[Items from a data source]
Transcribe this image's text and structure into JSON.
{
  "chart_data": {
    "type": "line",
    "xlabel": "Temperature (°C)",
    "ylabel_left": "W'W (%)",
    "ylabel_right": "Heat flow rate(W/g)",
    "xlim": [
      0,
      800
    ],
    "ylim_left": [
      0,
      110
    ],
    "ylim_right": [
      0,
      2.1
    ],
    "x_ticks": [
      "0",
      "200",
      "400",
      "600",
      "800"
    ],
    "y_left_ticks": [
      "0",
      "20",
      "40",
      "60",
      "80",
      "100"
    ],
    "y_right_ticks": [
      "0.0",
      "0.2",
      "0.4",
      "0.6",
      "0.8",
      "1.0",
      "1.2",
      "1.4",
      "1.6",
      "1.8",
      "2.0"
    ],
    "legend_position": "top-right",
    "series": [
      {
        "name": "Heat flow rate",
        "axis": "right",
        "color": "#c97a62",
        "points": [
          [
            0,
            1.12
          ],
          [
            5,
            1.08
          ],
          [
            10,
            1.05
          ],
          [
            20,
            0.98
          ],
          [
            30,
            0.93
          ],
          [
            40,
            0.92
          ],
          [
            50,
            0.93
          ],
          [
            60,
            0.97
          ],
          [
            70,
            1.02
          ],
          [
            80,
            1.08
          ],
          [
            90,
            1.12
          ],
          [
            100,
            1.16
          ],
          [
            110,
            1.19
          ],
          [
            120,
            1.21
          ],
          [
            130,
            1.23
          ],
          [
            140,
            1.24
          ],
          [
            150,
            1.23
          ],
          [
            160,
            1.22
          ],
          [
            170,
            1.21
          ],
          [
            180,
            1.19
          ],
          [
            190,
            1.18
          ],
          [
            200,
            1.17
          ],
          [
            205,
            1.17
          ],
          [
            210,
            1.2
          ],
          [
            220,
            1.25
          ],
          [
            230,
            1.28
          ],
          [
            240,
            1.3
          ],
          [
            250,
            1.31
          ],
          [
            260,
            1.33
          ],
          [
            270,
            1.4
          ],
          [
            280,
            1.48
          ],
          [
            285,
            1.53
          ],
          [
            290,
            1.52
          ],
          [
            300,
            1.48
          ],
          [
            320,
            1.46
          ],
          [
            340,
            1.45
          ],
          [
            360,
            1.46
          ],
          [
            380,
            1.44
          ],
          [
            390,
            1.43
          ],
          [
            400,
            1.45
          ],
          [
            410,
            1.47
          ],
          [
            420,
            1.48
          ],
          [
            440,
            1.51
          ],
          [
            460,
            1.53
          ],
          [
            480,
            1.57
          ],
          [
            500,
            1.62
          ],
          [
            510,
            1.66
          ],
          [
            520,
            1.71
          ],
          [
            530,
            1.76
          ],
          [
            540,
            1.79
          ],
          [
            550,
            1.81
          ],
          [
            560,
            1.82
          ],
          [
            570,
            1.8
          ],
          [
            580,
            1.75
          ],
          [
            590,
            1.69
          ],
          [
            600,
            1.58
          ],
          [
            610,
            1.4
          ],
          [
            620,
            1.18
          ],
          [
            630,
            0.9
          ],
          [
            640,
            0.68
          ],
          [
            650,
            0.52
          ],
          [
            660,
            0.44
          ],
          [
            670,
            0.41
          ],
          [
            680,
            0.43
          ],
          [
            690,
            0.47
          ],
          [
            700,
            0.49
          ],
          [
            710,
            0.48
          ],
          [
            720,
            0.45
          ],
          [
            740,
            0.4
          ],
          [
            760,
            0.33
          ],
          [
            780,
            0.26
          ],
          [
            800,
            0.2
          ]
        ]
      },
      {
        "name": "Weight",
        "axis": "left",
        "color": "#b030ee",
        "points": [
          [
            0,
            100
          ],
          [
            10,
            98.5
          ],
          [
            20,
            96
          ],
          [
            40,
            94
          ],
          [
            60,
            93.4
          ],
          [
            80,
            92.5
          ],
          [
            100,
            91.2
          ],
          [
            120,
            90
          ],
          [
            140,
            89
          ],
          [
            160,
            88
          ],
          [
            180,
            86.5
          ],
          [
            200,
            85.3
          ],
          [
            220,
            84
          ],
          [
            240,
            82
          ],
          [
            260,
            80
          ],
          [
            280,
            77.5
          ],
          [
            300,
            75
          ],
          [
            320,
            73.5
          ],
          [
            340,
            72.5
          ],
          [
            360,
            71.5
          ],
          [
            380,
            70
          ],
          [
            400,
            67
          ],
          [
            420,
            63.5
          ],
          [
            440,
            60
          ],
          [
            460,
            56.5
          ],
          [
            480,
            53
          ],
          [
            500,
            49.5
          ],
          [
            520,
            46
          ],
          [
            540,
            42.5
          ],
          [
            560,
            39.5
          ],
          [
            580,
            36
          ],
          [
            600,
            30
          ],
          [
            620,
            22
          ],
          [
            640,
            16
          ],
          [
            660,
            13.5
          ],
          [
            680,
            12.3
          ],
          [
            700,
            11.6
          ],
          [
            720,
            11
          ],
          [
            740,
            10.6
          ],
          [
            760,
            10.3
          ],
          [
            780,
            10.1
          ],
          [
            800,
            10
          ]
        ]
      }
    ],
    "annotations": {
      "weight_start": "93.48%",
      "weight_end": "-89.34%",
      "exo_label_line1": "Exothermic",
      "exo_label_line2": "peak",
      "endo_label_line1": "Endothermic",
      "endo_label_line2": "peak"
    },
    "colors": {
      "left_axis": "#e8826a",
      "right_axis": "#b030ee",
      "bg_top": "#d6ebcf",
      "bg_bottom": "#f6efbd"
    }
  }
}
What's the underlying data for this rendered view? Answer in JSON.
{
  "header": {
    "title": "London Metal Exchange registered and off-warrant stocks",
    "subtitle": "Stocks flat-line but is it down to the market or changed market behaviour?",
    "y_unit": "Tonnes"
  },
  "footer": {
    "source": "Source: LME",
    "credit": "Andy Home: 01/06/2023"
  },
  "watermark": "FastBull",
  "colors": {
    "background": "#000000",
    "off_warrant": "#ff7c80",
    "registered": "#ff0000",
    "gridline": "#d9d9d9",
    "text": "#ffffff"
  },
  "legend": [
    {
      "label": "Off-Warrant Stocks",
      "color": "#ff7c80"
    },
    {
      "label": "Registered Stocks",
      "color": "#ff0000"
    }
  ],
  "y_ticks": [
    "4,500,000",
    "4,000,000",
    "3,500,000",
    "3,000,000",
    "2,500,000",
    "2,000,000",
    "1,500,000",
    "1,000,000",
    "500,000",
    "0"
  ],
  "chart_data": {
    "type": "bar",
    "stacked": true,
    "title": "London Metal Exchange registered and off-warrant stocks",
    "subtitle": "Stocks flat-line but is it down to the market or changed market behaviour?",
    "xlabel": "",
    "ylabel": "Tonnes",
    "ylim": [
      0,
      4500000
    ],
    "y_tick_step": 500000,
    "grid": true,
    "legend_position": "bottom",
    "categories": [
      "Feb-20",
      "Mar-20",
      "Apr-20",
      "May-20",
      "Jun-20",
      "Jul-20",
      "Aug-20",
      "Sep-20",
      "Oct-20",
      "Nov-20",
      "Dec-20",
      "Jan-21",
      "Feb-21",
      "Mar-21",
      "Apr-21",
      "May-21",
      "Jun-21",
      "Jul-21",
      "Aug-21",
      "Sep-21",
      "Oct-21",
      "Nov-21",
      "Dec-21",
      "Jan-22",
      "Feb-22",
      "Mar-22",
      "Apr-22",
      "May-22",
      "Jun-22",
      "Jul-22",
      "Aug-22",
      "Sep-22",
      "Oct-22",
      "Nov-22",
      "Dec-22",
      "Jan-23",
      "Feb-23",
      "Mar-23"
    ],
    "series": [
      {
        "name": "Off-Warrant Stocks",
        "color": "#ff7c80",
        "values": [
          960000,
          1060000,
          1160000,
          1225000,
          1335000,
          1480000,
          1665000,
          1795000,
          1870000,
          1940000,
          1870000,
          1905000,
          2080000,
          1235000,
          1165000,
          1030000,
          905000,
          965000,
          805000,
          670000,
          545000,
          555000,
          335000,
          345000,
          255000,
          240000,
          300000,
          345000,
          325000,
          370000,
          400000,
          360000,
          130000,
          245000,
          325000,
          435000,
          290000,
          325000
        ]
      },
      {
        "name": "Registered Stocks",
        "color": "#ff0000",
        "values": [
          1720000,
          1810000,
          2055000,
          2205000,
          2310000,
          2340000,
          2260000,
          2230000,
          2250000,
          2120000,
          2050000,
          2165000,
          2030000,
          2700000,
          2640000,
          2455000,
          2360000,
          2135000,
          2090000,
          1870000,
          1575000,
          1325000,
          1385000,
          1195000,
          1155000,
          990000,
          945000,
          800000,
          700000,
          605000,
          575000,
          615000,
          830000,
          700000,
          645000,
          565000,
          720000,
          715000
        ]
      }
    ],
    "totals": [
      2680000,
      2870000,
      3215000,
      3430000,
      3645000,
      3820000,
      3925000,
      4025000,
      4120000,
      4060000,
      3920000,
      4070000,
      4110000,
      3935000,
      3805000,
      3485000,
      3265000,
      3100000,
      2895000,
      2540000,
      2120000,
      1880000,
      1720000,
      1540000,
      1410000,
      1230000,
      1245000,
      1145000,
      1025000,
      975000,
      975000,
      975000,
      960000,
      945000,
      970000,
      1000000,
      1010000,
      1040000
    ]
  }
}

_WRITTEN EXERCISE_:
Only the number is needed: state how many lines in the listing contain "JSON".

_SOLUTION TO THIS TASK_:
2